(Box annotation data)
## START

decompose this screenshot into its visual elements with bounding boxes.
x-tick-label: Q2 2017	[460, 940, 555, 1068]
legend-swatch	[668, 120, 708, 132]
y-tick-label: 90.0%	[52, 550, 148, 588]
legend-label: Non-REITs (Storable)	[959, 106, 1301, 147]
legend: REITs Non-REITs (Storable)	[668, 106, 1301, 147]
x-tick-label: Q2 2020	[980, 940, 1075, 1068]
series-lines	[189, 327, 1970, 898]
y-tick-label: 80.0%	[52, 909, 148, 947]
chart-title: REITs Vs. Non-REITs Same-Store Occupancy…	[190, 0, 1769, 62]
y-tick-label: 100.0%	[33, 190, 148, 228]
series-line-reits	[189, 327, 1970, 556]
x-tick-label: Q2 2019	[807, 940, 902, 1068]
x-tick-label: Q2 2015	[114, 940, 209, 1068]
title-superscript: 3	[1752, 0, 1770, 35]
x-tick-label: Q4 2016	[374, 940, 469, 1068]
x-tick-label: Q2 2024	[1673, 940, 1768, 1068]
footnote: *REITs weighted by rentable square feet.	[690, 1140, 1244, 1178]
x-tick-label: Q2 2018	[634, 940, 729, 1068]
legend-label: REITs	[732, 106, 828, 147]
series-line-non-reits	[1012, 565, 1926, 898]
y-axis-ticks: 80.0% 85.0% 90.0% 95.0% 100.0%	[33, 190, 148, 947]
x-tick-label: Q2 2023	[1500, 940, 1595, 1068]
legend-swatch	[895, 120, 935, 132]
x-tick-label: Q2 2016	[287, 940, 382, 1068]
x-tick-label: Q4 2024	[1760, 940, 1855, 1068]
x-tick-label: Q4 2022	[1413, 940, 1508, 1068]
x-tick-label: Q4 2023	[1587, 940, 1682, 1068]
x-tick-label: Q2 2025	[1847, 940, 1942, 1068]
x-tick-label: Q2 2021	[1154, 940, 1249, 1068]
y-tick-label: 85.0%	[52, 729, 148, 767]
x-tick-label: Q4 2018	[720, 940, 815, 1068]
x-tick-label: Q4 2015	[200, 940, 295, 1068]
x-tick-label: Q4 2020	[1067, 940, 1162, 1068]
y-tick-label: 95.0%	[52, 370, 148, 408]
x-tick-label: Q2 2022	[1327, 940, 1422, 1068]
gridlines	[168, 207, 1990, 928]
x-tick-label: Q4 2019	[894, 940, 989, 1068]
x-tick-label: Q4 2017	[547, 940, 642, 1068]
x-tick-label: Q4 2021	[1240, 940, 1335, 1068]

## END

WRITTEN PROBLEM:
Report every line of the data above that contains the word "title", and reproduce each such line in full.

EXERCISE SOLUTION:
chart-title: REITs Vs. Non-REITs Same-Store Occupancy…	[190, 0, 1769, 62]
title-superscript: 3	[1752, 0, 1770, 35]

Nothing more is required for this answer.